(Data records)

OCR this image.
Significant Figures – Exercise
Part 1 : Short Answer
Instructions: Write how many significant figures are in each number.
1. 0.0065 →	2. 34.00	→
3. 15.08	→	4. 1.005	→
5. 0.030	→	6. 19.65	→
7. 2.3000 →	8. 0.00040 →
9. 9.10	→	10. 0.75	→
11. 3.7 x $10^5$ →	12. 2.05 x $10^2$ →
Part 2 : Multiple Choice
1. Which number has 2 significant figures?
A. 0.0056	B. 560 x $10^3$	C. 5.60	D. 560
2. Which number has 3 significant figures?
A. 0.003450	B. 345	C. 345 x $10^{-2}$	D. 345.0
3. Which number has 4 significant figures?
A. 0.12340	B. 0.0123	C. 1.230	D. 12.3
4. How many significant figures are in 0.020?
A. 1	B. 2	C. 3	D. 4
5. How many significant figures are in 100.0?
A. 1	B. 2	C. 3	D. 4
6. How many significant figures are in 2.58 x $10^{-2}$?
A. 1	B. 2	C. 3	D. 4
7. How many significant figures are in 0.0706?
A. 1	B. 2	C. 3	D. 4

> What you should do
Recopy the entries above exactly, with every line included.

> The reply
OCR this image.
Significant Figures – Exercise
Part 1 : Short Answer
Instructions: Write how many significant figures are in each number.
1. 0.0065 →	2. 34.00	→
3. 15.08	→	4. 1.005	→
5. 0.030	→	6. 19.65	→
7. 2.3000 →	8. 0.00040 →
9. 9.10	→	10. 0.75	→
11. 3.7 x $10^5$ →	12. 2.05 x $10^2$ →
Part 2 : Multiple Choice
1. Which number has 2 significant figures?
A. 0.0056	B. 560 x $10^3$	C. 5.60	D. 560
2. Which number has 3 significant figures?
A. 0.003450	B. 345	C. 345 x $10^{-2}$	D. 345.0
3. Which number has 4 significant figures?
A. 0.12340	B. 0.0123	C. 1.230	D. 12.3
4. How many significant figures are in 0.020?
A. 1	B. 2	C. 3	D. 4
5. How many significant figures are in 100.0?
A. 1	B. 2	C. 3	D. 4
6. How many significant figures are in 2.58 x $10^{-2}$?
A. 1	B. 2	C. 3	D. 4
7. How many significant figures are in 0.0706?
A. 1	B. 2	C. 3	D. 4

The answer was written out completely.